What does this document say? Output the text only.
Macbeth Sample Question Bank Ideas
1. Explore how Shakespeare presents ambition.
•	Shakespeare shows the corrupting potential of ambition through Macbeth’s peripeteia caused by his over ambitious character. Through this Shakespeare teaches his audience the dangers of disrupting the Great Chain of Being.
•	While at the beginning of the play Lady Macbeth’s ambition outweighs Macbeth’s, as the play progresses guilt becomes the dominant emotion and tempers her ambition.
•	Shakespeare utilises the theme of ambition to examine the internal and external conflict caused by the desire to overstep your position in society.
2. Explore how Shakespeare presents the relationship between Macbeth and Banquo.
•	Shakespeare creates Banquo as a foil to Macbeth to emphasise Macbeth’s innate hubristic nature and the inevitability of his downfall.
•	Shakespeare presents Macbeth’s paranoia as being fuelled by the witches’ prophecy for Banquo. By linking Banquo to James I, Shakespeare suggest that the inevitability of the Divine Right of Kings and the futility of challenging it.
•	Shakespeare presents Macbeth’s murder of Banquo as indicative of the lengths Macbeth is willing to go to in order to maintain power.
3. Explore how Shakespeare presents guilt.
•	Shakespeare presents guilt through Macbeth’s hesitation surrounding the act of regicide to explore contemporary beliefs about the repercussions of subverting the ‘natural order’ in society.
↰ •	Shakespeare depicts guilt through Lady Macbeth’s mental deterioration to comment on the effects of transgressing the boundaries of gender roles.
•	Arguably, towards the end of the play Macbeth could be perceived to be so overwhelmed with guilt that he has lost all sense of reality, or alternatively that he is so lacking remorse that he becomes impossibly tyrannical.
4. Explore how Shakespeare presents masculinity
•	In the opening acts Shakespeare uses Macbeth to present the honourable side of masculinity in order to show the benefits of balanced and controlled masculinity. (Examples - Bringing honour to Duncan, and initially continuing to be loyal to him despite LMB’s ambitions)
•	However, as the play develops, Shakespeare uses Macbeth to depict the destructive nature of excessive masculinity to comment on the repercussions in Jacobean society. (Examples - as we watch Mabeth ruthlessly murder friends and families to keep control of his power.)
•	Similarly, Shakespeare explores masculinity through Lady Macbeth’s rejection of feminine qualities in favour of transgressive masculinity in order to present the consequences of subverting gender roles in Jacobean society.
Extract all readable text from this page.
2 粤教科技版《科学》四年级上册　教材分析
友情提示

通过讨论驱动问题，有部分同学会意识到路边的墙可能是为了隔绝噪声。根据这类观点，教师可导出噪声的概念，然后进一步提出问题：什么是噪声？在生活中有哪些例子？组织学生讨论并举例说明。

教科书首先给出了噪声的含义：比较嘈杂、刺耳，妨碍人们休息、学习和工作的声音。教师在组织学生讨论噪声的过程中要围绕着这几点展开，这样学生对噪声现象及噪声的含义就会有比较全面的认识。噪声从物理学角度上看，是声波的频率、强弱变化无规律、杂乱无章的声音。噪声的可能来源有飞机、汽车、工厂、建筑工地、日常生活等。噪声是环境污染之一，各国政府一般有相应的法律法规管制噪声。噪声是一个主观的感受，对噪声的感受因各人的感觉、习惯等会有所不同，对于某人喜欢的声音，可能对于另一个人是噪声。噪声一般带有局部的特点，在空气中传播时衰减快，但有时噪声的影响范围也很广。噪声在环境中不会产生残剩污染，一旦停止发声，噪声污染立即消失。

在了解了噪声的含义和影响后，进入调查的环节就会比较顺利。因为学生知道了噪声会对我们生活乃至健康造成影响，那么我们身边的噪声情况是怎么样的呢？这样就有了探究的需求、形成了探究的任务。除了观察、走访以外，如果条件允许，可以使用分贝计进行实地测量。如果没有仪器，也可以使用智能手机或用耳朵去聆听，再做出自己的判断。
........
- [Goal]: Please output the entries above, every line exactly as it reads.

- [The reply]:
What does this document say? Output the text only.
Macbeth Sample Question Bank Ideas
1. Explore how Shakespeare presents ambition.
•	Shakespeare shows the corrupting potential of ambition through Macbeth’s peripeteia caused by his over ambitious character. Through this Shakespeare teaches his audience the dangers of disrupting the Great Chain of Being.
•	While at the beginning of the play Lady Macbeth’s ambition outweighs Macbeth’s, as the play progresses guilt becomes the dominant emotion and tempers her ambition.
•	Shakespeare utilises the theme of ambition to examine the internal and external conflict caused by the desire to overstep your position in society.
2. Explore how Shakespeare presents the relationship between Macbeth and Banquo.
•	Shakespeare creates Banquo as a foil to Macbeth to emphasise Macbeth’s innate hubristic nature and the inevitability of his downfall.
•	Shakespeare presents Macbeth’s paranoia as being fuelled by the witches’ prophecy for Banquo. By linking Banquo to James I, Shakespeare suggest that the inevitability of the Divine Right of Kings and the futility of challenging it.
•	Shakespeare presents Macbeth’s murder of Banquo as indicative of the lengths Macbeth is willing to go to in order to maintain power.
3. Explore how Shakespeare presents guilt.
•	Shakespeare presents guilt through Macbeth’s hesitation surrounding the act of regicide to explore contemporary beliefs about the repercussions of subverting the ‘natural order’ in society.
↰ •	Shakespeare depicts guilt through Lady Macbeth’s mental deterioration to comment on the effects of transgressing the boundaries of gender roles.
•	Arguably, towards the end of the play Macbeth could be perceived to be so overwhelmed with guilt that he has lost all sense of reality, or alternatively that he is so lacking remorse that he becomes impossibly tyrannical.
4. Explore how Shakespeare presents masculinity
•	In the opening acts Shakespeare uses Macbeth to present the honourable side of masculinity in order to show the benefits of balanced and controlled masculinity. (Examples - Bringing honour to Duncan, and initially continuing to be loyal to him despite LMB’s ambitions)
•	However, as the play develops, Shakespeare uses Macbeth to depict the destructive nature of excessive masculinity to comment on the repercussions in Jacobean society. (Examples - as we watch Mabeth ruthlessly murder friends and families to keep control of his power.)
•	Similarly, Shakespeare explores masculinity through Lady Macbeth’s rejection of feminine qualities in favour of transgressive masculinity in order to present the consequences of subverting gender roles in Jacobean society.
Extract all readable text from this page.
2 粤教科技版《科学》四年级上册　教材分析
友情提示

通过讨论驱动问题，有部分同学会意识到路边的墙可能是为了隔绝噪声。根据这类观点，教师可导出噪声的概念，然后进一步提出问题：什么是噪声？在生活中有哪些例子？组织学生讨论并举例说明。

教科书首先给出了噪声的含义：比较嘈杂、刺耳，妨碍人们休息、学习和工作的声音。教师在组织学生讨论噪声的过程中要围绕着这几点展开，这样学生对噪声现象及噪声的含义就会有比较全面的认识。噪声从物理学角度上看，是声波的频率、强弱变化无规律、杂乱无章的声音。噪声的可能来源有飞机、汽车、工厂、建筑工地、日常生活等。噪声是环境污染之一，各国政府一般有相应的法律法规管制噪声。噪声是一个主观的感受，对噪声的感受因各人的感觉、习惯等会有所不同，对于某人喜欢的声音，可能对于另一个人是噪声。噪声一般带有局部的特点，在空气中传播时衰减快，但有时噪声的影响范围也很广。噪声在环境中不会产生残剩污染，一旦停止发声，噪声污染立即消失。

在了解了噪声的含义和影响后，进入调查的环节就会比较顺利。因为学生知道了噪声会对我们生活乃至健康造成影响，那么我们身边的噪声情况是怎么样的呢？这样就有了探究的需求、形成了探究的任务。除了观察、走访以外，如果条件允许，可以使用分贝计进行实地测量。如果没有仪器，也可以使用智能手机或用耳朵去聆听，再做出自己的判断。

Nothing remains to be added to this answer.